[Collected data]
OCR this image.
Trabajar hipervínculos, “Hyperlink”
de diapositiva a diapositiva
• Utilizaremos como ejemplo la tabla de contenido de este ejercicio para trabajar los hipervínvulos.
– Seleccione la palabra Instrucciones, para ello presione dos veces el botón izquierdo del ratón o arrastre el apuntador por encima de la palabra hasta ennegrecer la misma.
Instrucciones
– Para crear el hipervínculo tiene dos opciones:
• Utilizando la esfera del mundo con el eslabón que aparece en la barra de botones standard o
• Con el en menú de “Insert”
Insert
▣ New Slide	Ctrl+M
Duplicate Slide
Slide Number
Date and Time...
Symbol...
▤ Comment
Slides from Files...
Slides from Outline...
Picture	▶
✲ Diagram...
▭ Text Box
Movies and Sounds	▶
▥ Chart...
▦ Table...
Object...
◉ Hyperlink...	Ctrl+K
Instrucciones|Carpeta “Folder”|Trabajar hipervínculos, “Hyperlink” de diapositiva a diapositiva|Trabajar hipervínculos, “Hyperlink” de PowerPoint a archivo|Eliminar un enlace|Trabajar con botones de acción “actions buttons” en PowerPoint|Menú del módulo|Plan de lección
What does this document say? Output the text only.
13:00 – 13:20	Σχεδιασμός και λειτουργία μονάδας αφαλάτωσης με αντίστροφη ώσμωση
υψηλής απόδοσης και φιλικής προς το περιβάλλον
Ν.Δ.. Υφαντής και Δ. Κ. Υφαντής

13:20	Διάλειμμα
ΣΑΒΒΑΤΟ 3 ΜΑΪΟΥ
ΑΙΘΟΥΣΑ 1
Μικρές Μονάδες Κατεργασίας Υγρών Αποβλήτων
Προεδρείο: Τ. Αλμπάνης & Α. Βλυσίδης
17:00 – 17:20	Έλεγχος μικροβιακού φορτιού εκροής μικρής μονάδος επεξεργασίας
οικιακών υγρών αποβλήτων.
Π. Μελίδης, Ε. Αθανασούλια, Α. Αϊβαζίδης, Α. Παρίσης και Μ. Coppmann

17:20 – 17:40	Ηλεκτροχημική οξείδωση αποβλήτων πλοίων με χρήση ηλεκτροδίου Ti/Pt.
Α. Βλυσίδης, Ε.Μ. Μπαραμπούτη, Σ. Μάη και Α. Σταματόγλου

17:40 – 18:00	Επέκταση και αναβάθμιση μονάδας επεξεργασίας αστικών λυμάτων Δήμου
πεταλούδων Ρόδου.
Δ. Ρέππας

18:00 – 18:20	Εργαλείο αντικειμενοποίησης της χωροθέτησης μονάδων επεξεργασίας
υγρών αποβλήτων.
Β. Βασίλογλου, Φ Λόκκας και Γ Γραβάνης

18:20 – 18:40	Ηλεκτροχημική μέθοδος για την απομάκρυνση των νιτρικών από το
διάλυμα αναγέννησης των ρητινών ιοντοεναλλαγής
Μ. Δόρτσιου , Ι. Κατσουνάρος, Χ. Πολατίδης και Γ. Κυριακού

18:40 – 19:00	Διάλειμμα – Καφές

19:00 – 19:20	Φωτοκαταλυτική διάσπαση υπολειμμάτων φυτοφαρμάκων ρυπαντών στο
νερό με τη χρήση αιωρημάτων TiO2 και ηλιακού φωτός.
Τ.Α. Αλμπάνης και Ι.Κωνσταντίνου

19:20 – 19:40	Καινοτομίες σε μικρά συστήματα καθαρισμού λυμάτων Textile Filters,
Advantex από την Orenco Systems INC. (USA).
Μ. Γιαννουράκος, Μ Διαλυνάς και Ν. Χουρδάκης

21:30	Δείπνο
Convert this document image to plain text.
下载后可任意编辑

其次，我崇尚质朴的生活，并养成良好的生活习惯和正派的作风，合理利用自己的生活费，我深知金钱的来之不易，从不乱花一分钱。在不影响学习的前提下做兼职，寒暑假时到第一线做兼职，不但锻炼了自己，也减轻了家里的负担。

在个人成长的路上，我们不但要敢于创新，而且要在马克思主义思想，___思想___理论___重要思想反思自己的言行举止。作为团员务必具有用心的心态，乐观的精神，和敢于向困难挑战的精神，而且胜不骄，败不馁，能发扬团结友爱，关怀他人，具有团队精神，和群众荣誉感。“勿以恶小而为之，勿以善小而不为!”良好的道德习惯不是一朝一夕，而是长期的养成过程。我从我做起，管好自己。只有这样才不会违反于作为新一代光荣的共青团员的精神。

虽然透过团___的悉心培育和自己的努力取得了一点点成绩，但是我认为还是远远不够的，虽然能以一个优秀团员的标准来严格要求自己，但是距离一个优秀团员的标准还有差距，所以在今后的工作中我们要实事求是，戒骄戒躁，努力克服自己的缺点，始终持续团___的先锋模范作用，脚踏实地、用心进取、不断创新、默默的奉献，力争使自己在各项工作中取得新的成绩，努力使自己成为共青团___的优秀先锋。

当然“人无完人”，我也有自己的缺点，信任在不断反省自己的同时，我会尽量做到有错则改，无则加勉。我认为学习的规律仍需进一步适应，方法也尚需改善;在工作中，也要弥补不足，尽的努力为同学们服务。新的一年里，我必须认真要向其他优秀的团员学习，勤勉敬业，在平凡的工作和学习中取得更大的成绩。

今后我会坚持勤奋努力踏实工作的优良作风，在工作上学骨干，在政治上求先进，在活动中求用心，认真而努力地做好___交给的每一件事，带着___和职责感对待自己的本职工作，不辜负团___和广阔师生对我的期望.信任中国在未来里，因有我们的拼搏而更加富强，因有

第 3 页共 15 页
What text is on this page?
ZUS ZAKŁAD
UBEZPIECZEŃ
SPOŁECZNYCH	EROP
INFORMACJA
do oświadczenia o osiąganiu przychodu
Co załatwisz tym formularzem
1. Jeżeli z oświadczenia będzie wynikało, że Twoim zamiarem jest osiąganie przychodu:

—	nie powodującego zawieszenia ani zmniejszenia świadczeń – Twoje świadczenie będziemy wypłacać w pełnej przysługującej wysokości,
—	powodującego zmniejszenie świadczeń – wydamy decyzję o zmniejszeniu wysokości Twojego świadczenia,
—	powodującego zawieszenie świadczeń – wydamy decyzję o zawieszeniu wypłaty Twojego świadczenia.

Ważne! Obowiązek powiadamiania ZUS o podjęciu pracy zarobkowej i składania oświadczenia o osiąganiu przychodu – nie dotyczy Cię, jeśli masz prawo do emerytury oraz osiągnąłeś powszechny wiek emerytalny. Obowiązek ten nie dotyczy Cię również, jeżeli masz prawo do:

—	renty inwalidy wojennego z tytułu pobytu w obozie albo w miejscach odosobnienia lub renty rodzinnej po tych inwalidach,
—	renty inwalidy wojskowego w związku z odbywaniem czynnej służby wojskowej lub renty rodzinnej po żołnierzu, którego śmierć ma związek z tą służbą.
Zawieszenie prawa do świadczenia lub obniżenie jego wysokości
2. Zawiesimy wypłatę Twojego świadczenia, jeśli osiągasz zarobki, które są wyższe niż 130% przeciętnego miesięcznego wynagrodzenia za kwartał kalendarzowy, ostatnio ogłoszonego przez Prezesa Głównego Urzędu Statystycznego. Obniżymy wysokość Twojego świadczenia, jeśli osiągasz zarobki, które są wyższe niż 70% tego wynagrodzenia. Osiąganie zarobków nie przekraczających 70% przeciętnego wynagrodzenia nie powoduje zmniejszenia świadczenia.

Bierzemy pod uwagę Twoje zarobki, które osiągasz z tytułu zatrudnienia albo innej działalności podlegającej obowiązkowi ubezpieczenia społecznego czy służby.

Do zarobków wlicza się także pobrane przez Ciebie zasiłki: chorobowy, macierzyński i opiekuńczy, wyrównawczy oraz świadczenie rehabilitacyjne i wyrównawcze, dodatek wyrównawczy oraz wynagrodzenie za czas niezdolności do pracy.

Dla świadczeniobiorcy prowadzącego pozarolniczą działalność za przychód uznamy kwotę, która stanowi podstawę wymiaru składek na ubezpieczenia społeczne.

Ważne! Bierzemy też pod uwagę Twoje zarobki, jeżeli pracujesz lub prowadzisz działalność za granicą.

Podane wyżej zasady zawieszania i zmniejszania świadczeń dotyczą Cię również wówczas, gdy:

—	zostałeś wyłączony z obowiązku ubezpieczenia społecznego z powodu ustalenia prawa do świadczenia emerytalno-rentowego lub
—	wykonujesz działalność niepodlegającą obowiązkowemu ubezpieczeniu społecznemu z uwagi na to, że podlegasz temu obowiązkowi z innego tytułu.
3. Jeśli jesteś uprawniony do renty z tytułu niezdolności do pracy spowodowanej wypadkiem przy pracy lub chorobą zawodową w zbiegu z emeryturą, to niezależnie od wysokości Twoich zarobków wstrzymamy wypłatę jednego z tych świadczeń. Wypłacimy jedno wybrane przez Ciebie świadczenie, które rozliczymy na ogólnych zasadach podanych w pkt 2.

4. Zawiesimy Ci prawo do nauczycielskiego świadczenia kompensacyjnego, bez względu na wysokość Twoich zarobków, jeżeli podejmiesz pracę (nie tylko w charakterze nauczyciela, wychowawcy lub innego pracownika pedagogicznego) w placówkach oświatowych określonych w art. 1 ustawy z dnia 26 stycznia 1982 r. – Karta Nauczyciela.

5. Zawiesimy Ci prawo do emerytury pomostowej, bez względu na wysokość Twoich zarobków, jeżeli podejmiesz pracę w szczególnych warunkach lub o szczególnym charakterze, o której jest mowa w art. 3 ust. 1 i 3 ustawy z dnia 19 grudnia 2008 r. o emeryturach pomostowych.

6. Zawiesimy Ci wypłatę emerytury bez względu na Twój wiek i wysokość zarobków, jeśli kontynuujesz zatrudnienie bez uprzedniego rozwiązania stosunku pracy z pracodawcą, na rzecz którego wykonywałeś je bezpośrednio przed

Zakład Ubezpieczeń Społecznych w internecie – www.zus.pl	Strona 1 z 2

### Stated exercise
Look through the records and count each line that holds "powodującego". Write only the total.

### Exercise answer
3